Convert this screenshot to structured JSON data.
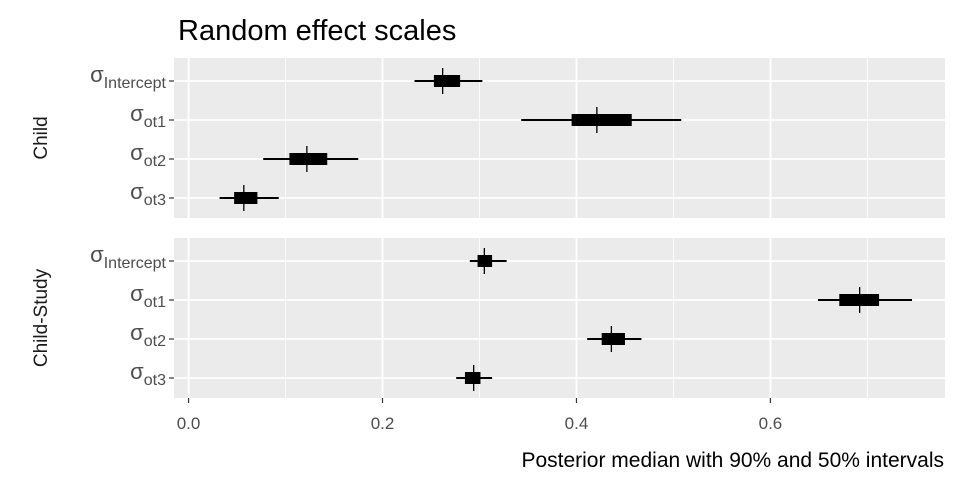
{
  "chart_data": {
    "type": "interval",
    "title": "Random effect scales",
    "xlabel": "Posterior median with 90% and 50% intervals",
    "ylabel": "",
    "xlim": [
      -0.015,
      0.78
    ],
    "x_ticks": [
      0.0,
      0.2,
      0.4,
      0.6
    ],
    "x_tick_labels": [
      "0.0",
      "0.2",
      "0.4",
      "0.6"
    ],
    "grid": true,
    "legend": "none",
    "colors": {
      "panel_bg": "#ebebeb",
      "grid": "#ffffff",
      "mark": "#000000",
      "tick_text": "#4d4d4d"
    },
    "panels": [
      {
        "name": "Child",
        "params": [
          {
            "symbol": "σ",
            "subscript": "Intercept",
            "median": 0.262,
            "q50": [
              0.253,
              0.28
            ],
            "q90": [
              0.233,
              0.303
            ]
          },
          {
            "symbol": "σ",
            "subscript": "ot1",
            "median": 0.421,
            "q50": [
              0.395,
              0.457
            ],
            "q90": [
              0.343,
              0.508
            ]
          },
          {
            "symbol": "σ",
            "subscript": "ot2",
            "median": 0.122,
            "q50": [
              0.104,
              0.143
            ],
            "q90": [
              0.077,
              0.175
            ]
          },
          {
            "symbol": "σ",
            "subscript": "ot3",
            "median": 0.057,
            "q50": [
              0.047,
              0.071
            ],
            "q90": [
              0.032,
              0.093
            ]
          }
        ]
      },
      {
        "name": "Child-Study",
        "params": [
          {
            "symbol": "σ",
            "subscript": "Intercept",
            "median": 0.305,
            "q50": [
              0.298,
              0.313
            ],
            "q90": [
              0.29,
              0.328
            ]
          },
          {
            "symbol": "σ",
            "subscript": "ot1",
            "median": 0.692,
            "q50": [
              0.671,
              0.712
            ],
            "q90": [
              0.649,
              0.746
            ]
          },
          {
            "symbol": "σ",
            "subscript": "ot2",
            "median": 0.436,
            "q50": [
              0.426,
              0.45
            ],
            "q90": [
              0.411,
              0.467
            ]
          },
          {
            "symbol": "σ",
            "subscript": "ot3",
            "median": 0.294,
            "q50": [
              0.285,
              0.301
            ],
            "q90": [
              0.276,
              0.313
            ]
          }
        ]
      }
    ]
  }
}
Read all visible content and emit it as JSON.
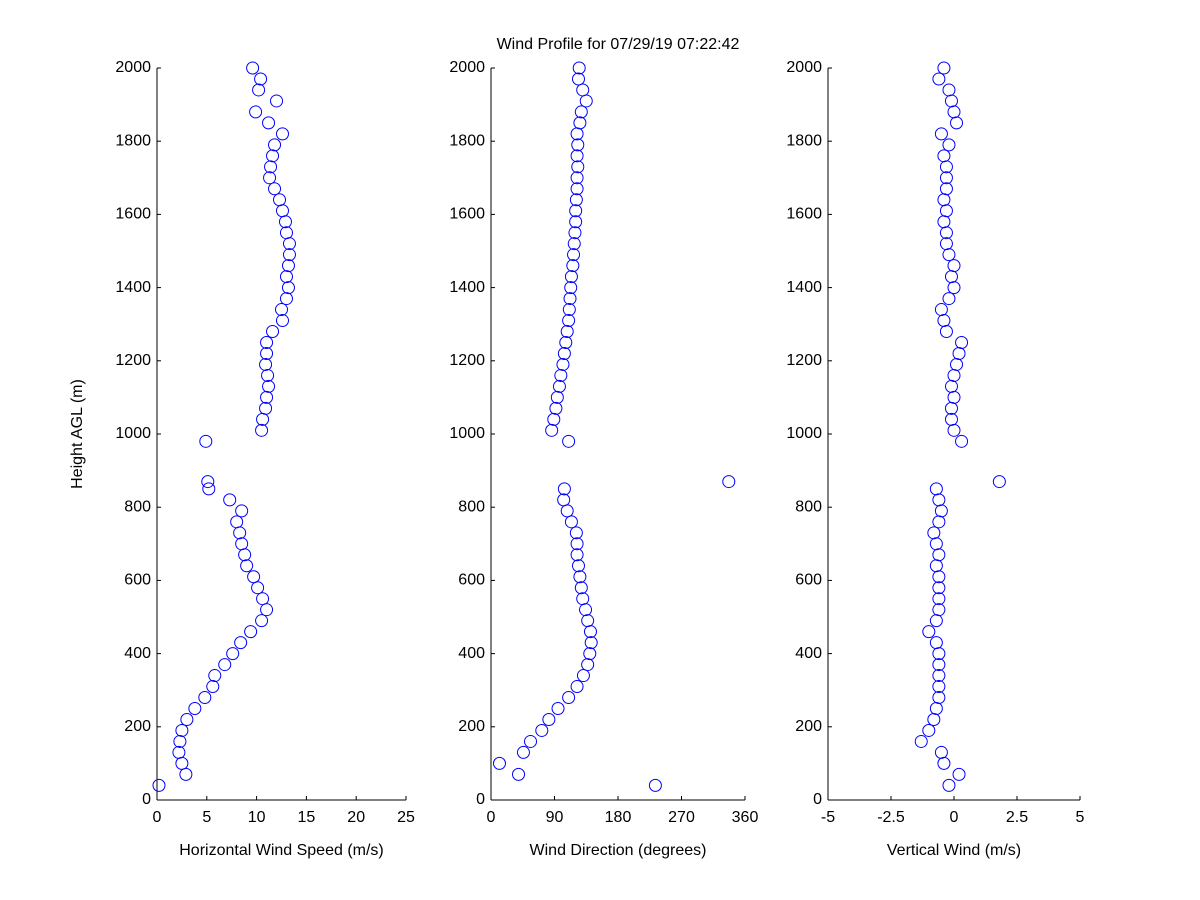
{
  "chart_data": [
    {
      "type": "scatter",
      "xlabel": "Horizontal Wind Speed (m/s)",
      "ylabel": "Height AGL (m)",
      "color": "#0000ff",
      "xlim": [
        0,
        25
      ],
      "xticks": [
        0,
        5,
        10,
        15,
        20,
        25
      ],
      "ylim": [
        0,
        2000
      ],
      "yticks": [
        0,
        200,
        400,
        600,
        800,
        1000,
        1200,
        1400,
        1600,
        1800,
        2000
      ],
      "x": [
        0.2,
        2.9,
        2.5,
        2.2,
        2.3,
        2.5,
        3.0,
        3.8,
        4.8,
        5.6,
        5.8,
        6.8,
        7.6,
        8.4,
        9.4,
        10.5,
        11.0,
        10.6,
        10.1,
        9.7,
        9.0,
        8.8,
        8.5,
        8.3,
        8.0,
        8.5,
        7.3,
        5.2,
        5.1,
        4.9,
        10.5,
        10.6,
        10.9,
        11.0,
        11.2,
        11.1,
        10.9,
        11.0,
        11.0,
        11.6,
        12.6,
        12.5,
        13.0,
        13.2,
        13.0,
        13.2,
        13.3,
        13.3,
        13.0,
        12.9,
        12.6,
        12.3,
        11.8,
        11.3,
        11.4,
        11.6,
        11.8,
        12.6,
        11.2,
        9.9,
        12.0,
        10.2,
        10.4,
        9.6
      ],
      "y": [
        40,
        70,
        100,
        130,
        160,
        190,
        220,
        250,
        280,
        310,
        340,
        370,
        400,
        430,
        460,
        490,
        520,
        550,
        580,
        610,
        640,
        670,
        700,
        730,
        760,
        790,
        820,
        850,
        870,
        980,
        1010,
        1040,
        1070,
        1100,
        1130,
        1160,
        1190,
        1220,
        1250,
        1280,
        1310,
        1340,
        1370,
        1400,
        1430,
        1460,
        1490,
        1520,
        1550,
        1580,
        1610,
        1640,
        1670,
        1700,
        1730,
        1760,
        1790,
        1820,
        1850,
        1880,
        1910,
        1940,
        1970,
        2000
      ]
    },
    {
      "type": "scatter",
      "title": "Wind Profile for  07/29/19 07:22:42",
      "xlabel": "Wind Direction (degrees)",
      "color": "#0000ff",
      "xlim": [
        0,
        360
      ],
      "xticks": [
        0,
        90,
        180,
        270,
        360
      ],
      "ylim": [
        0,
        2000
      ],
      "yticks": [
        0,
        200,
        400,
        600,
        800,
        1000,
        1200,
        1400,
        1600,
        1800,
        2000
      ],
      "x": [
        233,
        39,
        12,
        46,
        56,
        72,
        82,
        95,
        110,
        122,
        131,
        137,
        140,
        142,
        141,
        137,
        134,
        130,
        128,
        126,
        124,
        122,
        122,
        121,
        114,
        108,
        103,
        104,
        337,
        110,
        86,
        89,
        92,
        94,
        97,
        99,
        102,
        104,
        106,
        108,
        110,
        111,
        112,
        113,
        114,
        116,
        117,
        118,
        119,
        120,
        120,
        121,
        122,
        122,
        123,
        122,
        123,
        122,
        126,
        128,
        135,
        130,
        124,
        125
      ],
      "y": [
        40,
        70,
        100,
        130,
        160,
        190,
        220,
        250,
        280,
        310,
        340,
        370,
        400,
        430,
        460,
        490,
        520,
        550,
        580,
        610,
        640,
        670,
        700,
        730,
        760,
        790,
        820,
        850,
        870,
        980,
        1010,
        1040,
        1070,
        1100,
        1130,
        1160,
        1190,
        1220,
        1250,
        1280,
        1310,
        1340,
        1370,
        1400,
        1430,
        1460,
        1490,
        1520,
        1550,
        1580,
        1610,
        1640,
        1670,
        1700,
        1730,
        1760,
        1790,
        1820,
        1850,
        1880,
        1910,
        1940,
        1970,
        2000
      ]
    },
    {
      "type": "scatter",
      "xlabel": "Vertical Wind (m/s)",
      "color": "#0000ff",
      "xlim": [
        -5,
        5
      ],
      "xticks": [
        -5,
        -2.5,
        0,
        2.5,
        5
      ],
      "ylim": [
        0,
        2000
      ],
      "yticks": [
        0,
        200,
        400,
        600,
        800,
        1000,
        1200,
        1400,
        1600,
        1800,
        2000
      ],
      "x": [
        -0.2,
        0.2,
        -0.4,
        -0.5,
        -1.3,
        -1.0,
        -0.8,
        -0.7,
        -0.6,
        -0.6,
        -0.6,
        -0.6,
        -0.6,
        -0.7,
        -1.0,
        -0.7,
        -0.6,
        -0.6,
        -0.6,
        -0.6,
        -0.7,
        -0.6,
        -0.7,
        -0.8,
        -0.6,
        -0.5,
        -0.6,
        -0.7,
        1.8,
        0.3,
        0.0,
        -0.1,
        -0.1,
        0.0,
        -0.1,
        0.0,
        0.1,
        0.2,
        0.3,
        -0.3,
        -0.4,
        -0.5,
        -0.2,
        0.0,
        -0.1,
        0.0,
        -0.2,
        -0.3,
        -0.3,
        -0.4,
        -0.3,
        -0.4,
        -0.3,
        -0.3,
        -0.3,
        -0.4,
        -0.2,
        -0.5,
        0.1,
        0.0,
        -0.1,
        -0.2,
        -0.6,
        -0.4
      ],
      "y": [
        40,
        70,
        100,
        130,
        160,
        190,
        220,
        250,
        280,
        310,
        340,
        370,
        400,
        430,
        460,
        490,
        520,
        550,
        580,
        610,
        640,
        670,
        700,
        730,
        760,
        790,
        820,
        850,
        870,
        980,
        1010,
        1040,
        1070,
        1100,
        1130,
        1160,
        1190,
        1220,
        1250,
        1280,
        1310,
        1340,
        1370,
        1400,
        1430,
        1460,
        1490,
        1520,
        1550,
        1580,
        1610,
        1640,
        1670,
        1700,
        1730,
        1760,
        1790,
        1820,
        1850,
        1880,
        1910,
        1940,
        1970,
        2000
      ]
    }
  ]
}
- - -
◆ GIVEN REQUEST: Pull out every line of the records that includes the string "title".

◆ EXPECTED OUTPUT:
    "title": "Random effect scales",
      "title": "Wind Profile for  07/29/19 07:22:42",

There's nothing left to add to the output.